→ Short exercise
Omit all images. Transcribe the rest of the material below exactly.

→ Information shown

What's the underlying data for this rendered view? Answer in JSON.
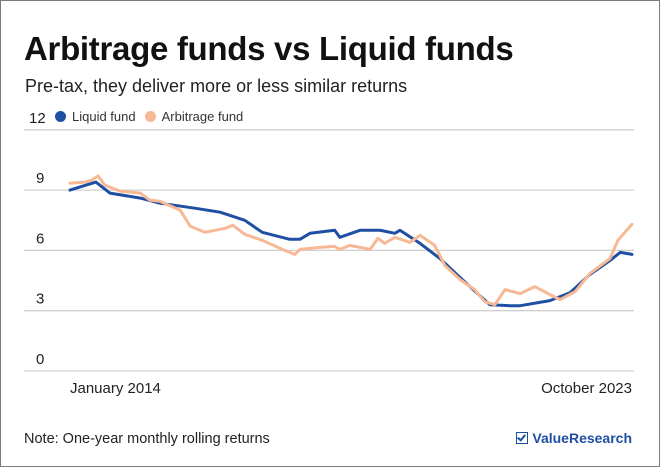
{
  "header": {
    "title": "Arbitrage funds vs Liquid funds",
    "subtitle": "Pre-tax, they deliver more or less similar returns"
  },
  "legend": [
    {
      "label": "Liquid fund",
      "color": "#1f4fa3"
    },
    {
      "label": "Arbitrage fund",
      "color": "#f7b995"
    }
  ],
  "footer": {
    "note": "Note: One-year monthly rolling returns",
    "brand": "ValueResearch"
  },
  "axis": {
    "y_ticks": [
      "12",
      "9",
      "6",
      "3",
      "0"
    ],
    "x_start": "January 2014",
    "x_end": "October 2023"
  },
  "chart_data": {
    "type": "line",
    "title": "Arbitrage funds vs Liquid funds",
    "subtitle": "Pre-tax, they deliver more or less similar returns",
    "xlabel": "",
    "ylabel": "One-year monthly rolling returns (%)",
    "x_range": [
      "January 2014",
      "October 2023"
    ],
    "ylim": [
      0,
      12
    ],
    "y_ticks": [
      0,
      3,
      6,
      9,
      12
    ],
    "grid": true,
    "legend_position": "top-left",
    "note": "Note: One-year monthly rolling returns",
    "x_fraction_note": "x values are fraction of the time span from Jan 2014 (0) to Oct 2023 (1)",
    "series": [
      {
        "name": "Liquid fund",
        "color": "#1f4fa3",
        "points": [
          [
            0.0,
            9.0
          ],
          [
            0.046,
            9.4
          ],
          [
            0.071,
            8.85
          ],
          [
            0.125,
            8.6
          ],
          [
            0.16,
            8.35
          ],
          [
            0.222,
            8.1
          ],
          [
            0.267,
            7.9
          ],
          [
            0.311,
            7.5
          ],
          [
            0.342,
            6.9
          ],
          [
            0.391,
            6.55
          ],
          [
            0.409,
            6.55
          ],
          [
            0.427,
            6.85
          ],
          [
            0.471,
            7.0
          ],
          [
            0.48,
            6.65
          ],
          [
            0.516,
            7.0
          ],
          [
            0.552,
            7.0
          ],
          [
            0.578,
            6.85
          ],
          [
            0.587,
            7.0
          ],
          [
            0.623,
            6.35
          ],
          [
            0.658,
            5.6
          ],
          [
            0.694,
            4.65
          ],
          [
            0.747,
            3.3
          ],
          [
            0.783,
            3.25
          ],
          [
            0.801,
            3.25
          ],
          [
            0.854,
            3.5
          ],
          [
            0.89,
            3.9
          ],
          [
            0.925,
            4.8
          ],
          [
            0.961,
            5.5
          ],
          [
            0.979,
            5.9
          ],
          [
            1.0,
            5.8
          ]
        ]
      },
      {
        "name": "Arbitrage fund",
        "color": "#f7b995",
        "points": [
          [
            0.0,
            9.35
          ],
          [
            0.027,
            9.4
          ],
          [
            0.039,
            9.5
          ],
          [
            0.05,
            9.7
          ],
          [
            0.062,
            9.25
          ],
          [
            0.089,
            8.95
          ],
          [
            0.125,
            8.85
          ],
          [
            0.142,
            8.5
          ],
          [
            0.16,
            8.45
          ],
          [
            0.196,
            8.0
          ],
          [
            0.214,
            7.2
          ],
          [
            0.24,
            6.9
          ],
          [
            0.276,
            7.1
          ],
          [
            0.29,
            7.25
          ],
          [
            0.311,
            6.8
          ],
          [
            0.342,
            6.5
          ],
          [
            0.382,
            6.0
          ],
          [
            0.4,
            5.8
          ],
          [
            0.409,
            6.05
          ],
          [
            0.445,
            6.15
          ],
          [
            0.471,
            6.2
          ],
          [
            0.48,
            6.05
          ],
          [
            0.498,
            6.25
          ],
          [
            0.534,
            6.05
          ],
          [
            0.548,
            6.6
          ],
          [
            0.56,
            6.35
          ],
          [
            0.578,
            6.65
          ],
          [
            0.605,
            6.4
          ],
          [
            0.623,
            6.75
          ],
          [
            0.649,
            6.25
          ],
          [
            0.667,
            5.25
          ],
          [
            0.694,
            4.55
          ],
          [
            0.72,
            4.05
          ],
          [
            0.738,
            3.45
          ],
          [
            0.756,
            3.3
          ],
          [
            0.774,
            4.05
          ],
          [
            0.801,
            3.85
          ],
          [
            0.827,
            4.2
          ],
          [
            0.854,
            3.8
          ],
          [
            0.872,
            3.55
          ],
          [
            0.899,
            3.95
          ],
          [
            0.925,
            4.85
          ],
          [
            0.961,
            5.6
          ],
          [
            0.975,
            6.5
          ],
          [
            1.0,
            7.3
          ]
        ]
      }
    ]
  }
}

→ Final result
What's the underlying data for this rendered view? Answer in JSON.
{
  "header": {
    "title": "Arbitrage funds vs Liquid funds",
    "subtitle": "Pre-tax, they deliver more or less similar returns"
  },
  "legend": [
    {
      "label": "Liquid fund",
      "color": "#1f4fa3"
    },
    {
      "label": "Arbitrage fund",
      "color": "#f7b995"
    }
  ],
  "footer": {
    "note": "Note: One-year monthly rolling returns",
    "brand": "ValueResearch"
  },
  "axis": {
    "y_ticks": [
      "12",
      "9",
      "6",
      "3",
      "0"
    ],
    "x_start": "January 2014",
    "x_end": "October 2023"
  },
  "chart_data": {
    "type": "line",
    "title": "Arbitrage funds vs Liquid funds",
    "subtitle": "Pre-tax, they deliver more or less similar returns",
    "xlabel": "",
    "ylabel": "One-year monthly rolling returns (%)",
    "x_range": [
      "January 2014",
      "October 2023"
    ],
    "ylim": [
      0,
      12
    ],
    "y_ticks": [
      0,
      3,
      6,
      9,
      12
    ],
    "grid": true,
    "legend_position": "top-left",
    "note": "Note: One-year monthly rolling returns",
    "x_fraction_note": "x values are fraction of the time span from Jan 2014 (0) to Oct 2023 (1)",
    "series": [
      {
        "name": "Liquid fund",
        "color": "#1f4fa3",
        "points": [
          [
            0.0,
            9.0
          ],
          [
            0.046,
            9.4
          ],
          [
            0.071,
            8.85
          ],
          [
            0.125,
            8.6
          ],
          [
            0.16,
            8.35
          ],
          [
            0.222,
            8.1
          ],
          [
            0.267,
            7.9
          ],
          [
            0.311,
            7.5
          ],
          [
            0.342,
            6.9
          ],
          [
            0.391,
            6.55
          ],
          [
            0.409,
            6.55
          ],
          [
            0.427,
            6.85
          ],
          [
            0.471,
            7.0
          ],
          [
            0.48,
            6.65
          ],
          [
            0.516,
            7.0
          ],
          [
            0.552,
            7.0
          ],
          [
            0.578,
            6.85
          ],
          [
            0.587,
            7.0
          ],
          [
            0.623,
            6.35
          ],
          [
            0.658,
            5.6
          ],
          [
            0.694,
            4.65
          ],
          [
            0.747,
            3.3
          ],
          [
            0.783,
            3.25
          ],
          [
            0.801,
            3.25
          ],
          [
            0.854,
            3.5
          ],
          [
            0.89,
            3.9
          ],
          [
            0.925,
            4.8
          ],
          [
            0.961,
            5.5
          ],
          [
            0.979,
            5.9
          ],
          [
            1.0,
            5.8
          ]
        ]
      },
      {
        "name": "Arbitrage fund",
        "color": "#f7b995",
        "points": [
          [
            0.0,
            9.35
          ],
          [
            0.027,
            9.4
          ],
          [
            0.039,
            9.5
          ],
          [
            0.05,
            9.7
          ],
          [
            0.062,
            9.25
          ],
          [
            0.089,
            8.95
          ],
          [
            0.125,
            8.85
          ],
          [
            0.142,
            8.5
          ],
          [
            0.16,
            8.45
          ],
          [
            0.196,
            8.0
          ],
          [
            0.214,
            7.2
          ],
          [
            0.24,
            6.9
          ],
          [
            0.276,
            7.1
          ],
          [
            0.29,
            7.25
          ],
          [
            0.311,
            6.8
          ],
          [
            0.342,
            6.5
          ],
          [
            0.382,
            6.0
          ],
          [
            0.4,
            5.8
          ],
          [
            0.409,
            6.05
          ],
          [
            0.445,
            6.15
          ],
          [
            0.471,
            6.2
          ],
          [
            0.48,
            6.05
          ],
          [
            0.498,
            6.25
          ],
          [
            0.534,
            6.05
          ],
          [
            0.548,
            6.6
          ],
          [
            0.56,
            6.35
          ],
          [
            0.578,
            6.65
          ],
          [
            0.605,
            6.4
          ],
          [
            0.623,
            6.75
          ],
          [
            0.649,
            6.25
          ],
          [
            0.667,
            5.25
          ],
          [
            0.694,
            4.55
          ],
          [
            0.72,
            4.05
          ],
          [
            0.738,
            3.45
          ],
          [
            0.756,
            3.3
          ],
          [
            0.774,
            4.05
          ],
          [
            0.801,
            3.85
          ],
          [
            0.827,
            4.2
          ],
          [
            0.854,
            3.8
          ],
          [
            0.872,
            3.55
          ],
          [
            0.899,
            3.95
          ],
          [
            0.925,
            4.85
          ],
          [
            0.961,
            5.6
          ],
          [
            0.975,
            6.5
          ],
          [
            1.0,
            7.3
          ]
        ]
      }
    ]
  }
}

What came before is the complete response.